EXERCÍCIO PROPOSTO 1
No texto sobre a lei e a polícia no Rio de Janeiro, liste todos os verbos conjugados cujo sujeito é "a polícia".
EXERCÍCIO PROPOSTO 2
Retome o texto sobre a lei e a polícia no Rio de Janeiro a partir do ponto em que ele termina.

TEXTO FORNECIDO
┌────────
A lei ao passo que garante os privilégios e a funcionalidade da hegemonia em voga destina-se em seu caráter punitivo aos revoltosos funcionando como estrutura que fundamenta os comportamentos e as mentalidades a um regime de obediência. Por Arthur Moura [*]
A polícia tem nesse momento na cidade do Rio de Janeiro importância fundamental e imprescindível, pois ao passo que garante as obras e os megaeventos internacionais a um custo bilionário (estima-se que até o momento foram investidos quase 300 bilhões), contém e controla boa parte da população num movimento ao mesmo tempo lucrativo para a especulação funcionando como limpeza social para o novo projeto de cidade, a cidade-empresa. O ressentimento, portanto, não tem como ser anulado em diálogos por mais produtivos que possam ser já que na prática o que se opera são antagonismos entre classes que historicamente enfrentam-se num movimento dialético de superação de contradições.
└────────
MATERIAL FORNECIDO
┌────────
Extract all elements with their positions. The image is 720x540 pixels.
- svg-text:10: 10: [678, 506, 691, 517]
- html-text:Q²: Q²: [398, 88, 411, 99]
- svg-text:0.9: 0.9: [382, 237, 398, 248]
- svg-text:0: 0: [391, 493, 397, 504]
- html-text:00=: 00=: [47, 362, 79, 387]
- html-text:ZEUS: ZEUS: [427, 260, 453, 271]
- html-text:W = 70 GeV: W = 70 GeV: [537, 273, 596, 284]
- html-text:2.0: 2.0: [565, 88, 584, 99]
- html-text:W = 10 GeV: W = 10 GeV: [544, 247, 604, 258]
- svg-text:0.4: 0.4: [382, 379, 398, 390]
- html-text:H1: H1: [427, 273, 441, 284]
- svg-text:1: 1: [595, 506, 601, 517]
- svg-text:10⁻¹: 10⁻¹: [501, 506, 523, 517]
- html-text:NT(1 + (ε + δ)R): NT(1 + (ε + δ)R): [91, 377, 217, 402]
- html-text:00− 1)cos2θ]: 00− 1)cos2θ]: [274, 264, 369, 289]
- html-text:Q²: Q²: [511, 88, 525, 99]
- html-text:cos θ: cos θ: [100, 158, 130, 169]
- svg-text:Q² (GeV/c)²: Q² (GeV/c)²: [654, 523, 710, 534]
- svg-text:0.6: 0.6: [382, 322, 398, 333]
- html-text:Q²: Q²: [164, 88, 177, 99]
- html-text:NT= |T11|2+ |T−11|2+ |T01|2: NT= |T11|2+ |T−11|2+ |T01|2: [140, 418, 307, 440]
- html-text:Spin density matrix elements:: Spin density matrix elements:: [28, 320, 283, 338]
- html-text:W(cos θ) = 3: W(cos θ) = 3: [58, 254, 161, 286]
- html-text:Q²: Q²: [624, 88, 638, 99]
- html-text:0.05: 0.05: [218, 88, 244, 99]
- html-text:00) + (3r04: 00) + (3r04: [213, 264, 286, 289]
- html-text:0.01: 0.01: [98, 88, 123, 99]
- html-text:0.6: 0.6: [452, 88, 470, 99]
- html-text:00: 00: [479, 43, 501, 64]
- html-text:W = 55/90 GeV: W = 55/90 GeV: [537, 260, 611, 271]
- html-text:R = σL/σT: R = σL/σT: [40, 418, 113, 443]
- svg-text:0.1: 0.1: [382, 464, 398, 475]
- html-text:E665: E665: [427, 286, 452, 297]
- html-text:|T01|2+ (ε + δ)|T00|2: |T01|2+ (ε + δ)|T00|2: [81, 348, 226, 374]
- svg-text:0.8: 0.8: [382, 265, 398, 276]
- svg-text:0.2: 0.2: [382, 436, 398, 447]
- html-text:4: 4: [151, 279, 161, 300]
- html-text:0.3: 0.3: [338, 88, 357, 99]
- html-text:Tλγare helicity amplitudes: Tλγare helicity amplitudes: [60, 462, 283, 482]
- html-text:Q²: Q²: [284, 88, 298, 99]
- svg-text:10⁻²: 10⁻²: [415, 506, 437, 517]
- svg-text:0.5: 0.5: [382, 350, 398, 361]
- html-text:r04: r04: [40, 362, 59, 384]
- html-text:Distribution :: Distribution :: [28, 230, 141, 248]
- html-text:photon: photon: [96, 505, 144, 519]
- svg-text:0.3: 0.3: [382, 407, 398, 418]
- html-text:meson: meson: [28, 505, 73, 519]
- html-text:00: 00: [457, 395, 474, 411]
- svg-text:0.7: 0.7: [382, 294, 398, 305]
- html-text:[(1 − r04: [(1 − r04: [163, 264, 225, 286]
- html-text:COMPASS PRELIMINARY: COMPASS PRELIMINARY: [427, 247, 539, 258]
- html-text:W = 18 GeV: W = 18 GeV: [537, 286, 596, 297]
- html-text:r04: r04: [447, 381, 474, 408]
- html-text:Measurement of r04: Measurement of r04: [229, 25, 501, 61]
└────────
RESPOSTA 1
tem, garante, contém, controla

RESPOSTA 2
Por isso pensar a questão da segurança pública implica em compreender os debates que se dão nesse campo e os discursos produzidos pelos partidos de esquerda e demais segmentos de orientação reformista para que possamos chegar a conclusões que não só refute a idéia de disputar as polícias em favor da democracia, mas que coloque definitivamente a impossibilidade de se reformular as instituições policiais como alternativa à emancipação dos trabalhadores abrindo portanto o campo para se produzir um pensamento favorável a criação de forças que enfrentem seu inimigo histórico a partir de uma organização de classe pautada não mais por um programa eleitoral. É preciso, portanto, definir os limites da social democracia.
A social democracia é, como definida por Guy Debord, “a representação operária que se opõe radicalmente à classe”. Ela é, desse modo, uma fração de dirigentes, intelectuais e forças religiosas oriunda da classe trabalhadora que possui todo um instrumental técnico para impedir a eclosão de conflitos na luta de classes. Porém, a social democracia é um comportamento político que tem uma série colorações histórica e geograficamente localizadas. Isso quer dizer que a social democracia brasileira tem diferenças internas muito significativas e também em relação a sua forma européia no melhor estilo “desigual, mas combinado” ou ainda “diverso, mas não alheia”.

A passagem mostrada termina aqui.